Set task:
Reproduce every line of the listing below without any changes.

Information provided:

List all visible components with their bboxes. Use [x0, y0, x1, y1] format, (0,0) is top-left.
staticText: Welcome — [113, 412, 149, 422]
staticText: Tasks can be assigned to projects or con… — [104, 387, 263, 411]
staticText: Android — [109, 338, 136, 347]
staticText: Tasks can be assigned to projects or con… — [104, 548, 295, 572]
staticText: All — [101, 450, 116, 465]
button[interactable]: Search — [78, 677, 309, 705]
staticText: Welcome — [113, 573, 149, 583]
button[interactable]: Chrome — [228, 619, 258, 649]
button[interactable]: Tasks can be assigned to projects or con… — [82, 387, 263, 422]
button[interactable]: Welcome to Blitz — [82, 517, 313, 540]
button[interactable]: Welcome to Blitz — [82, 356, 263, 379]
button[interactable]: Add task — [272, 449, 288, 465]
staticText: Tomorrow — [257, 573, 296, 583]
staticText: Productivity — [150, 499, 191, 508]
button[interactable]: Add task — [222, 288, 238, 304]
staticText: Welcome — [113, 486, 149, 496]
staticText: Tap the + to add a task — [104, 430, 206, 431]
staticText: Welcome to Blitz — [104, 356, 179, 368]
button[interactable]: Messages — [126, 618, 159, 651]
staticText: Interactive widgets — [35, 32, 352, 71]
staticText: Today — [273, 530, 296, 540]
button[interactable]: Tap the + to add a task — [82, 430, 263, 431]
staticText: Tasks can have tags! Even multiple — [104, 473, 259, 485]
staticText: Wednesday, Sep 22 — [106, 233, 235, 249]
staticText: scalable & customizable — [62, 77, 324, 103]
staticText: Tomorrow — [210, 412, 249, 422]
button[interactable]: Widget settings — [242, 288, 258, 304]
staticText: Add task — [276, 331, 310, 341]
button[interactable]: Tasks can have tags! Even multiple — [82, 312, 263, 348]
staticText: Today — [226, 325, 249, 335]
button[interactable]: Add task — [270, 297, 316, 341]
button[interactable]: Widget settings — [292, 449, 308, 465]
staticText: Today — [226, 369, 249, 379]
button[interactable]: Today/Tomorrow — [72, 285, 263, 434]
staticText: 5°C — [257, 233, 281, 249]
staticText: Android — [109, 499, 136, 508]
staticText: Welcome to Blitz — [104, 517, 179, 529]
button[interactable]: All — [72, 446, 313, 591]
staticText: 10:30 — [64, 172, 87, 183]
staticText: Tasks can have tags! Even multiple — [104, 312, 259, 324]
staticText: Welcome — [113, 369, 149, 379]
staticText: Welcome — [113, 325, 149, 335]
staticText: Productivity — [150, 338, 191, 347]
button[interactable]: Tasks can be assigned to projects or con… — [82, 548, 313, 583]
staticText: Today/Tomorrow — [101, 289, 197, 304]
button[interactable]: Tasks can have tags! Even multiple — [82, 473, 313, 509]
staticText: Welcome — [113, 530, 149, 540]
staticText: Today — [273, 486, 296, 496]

Answer to this exercise:
List all visible components with their bboxes. Use [x0, y0, x1, y1] format, (0,0) is top-left.
staticText: Welcome — [113, 412, 149, 422]
staticText: Tasks can be assigned to projects or con… — [104, 387, 263, 411]
staticText: Android — [109, 338, 136, 347]
staticText: Tasks can be assigned to projects or con… — [104, 548, 295, 572]
staticText: All — [101, 450, 116, 465]
button[interactable]: Search — [78, 677, 309, 705]
staticText: Welcome — [113, 573, 149, 583]
button[interactable]: Chrome — [228, 619, 258, 649]
button[interactable]: Tasks can be assigned to projects or con… — [82, 387, 263, 422]
button[interactable]: Welcome to Blitz — [82, 517, 313, 540]
button[interactable]: Welcome to Blitz — [82, 356, 263, 379]
button[interactable]: Add task — [272, 449, 288, 465]
staticText: Tomorrow — [257, 573, 296, 583]
staticText: Productivity — [150, 499, 191, 508]
button[interactable]: Add task — [222, 288, 238, 304]
staticText: Welcome — [113, 486, 149, 496]
staticText: Tap the + to add a task — [104, 430, 206, 431]
staticText: Welcome to Blitz — [104, 356, 179, 368]
button[interactable]: Messages — [126, 618, 159, 651]
staticText: Interactive widgets — [35, 32, 352, 71]
staticText: Today — [273, 530, 296, 540]
button[interactable]: Tap the + to add a task — [82, 430, 263, 431]
staticText: Tasks can have tags! Even multiple — [104, 473, 259, 485]
staticText: Wednesday, Sep 22 — [106, 233, 235, 249]
staticText: scalable & customizable — [62, 77, 324, 103]
staticText: Tomorrow — [210, 412, 249, 422]
button[interactable]: Widget settings — [242, 288, 258, 304]
staticText: Add task — [276, 331, 310, 341]
button[interactable]: Tasks can have tags! Even multiple — [82, 312, 263, 348]
staticText: Today — [226, 325, 249, 335]
button[interactable]: Add task — [270, 297, 316, 341]
button[interactable]: Widget settings — [292, 449, 308, 465]
staticText: Today — [226, 369, 249, 379]
button[interactable]: Today/Tomorrow — [72, 285, 263, 434]
staticText: 5°C — [257, 233, 281, 249]
staticText: Android — [109, 499, 136, 508]
staticText: Welcome to Blitz — [104, 517, 179, 529]
button[interactable]: All — [72, 446, 313, 591]
staticText: 10:30 — [64, 172, 87, 183]
staticText: Tasks can have tags! Even multiple — [104, 312, 259, 324]
staticText: Welcome — [113, 369, 149, 379]
staticText: Welcome — [113, 325, 149, 335]
staticText: Productivity — [150, 338, 191, 347]
button[interactable]: Tasks can be assigned to projects or con… — [82, 548, 313, 583]
staticText: Today/Tomorrow — [101, 289, 197, 304]
button[interactable]: Tasks can have tags! Even multiple — [82, 473, 313, 509]
staticText: Welcome — [113, 530, 149, 540]
staticText: Today — [273, 486, 296, 496]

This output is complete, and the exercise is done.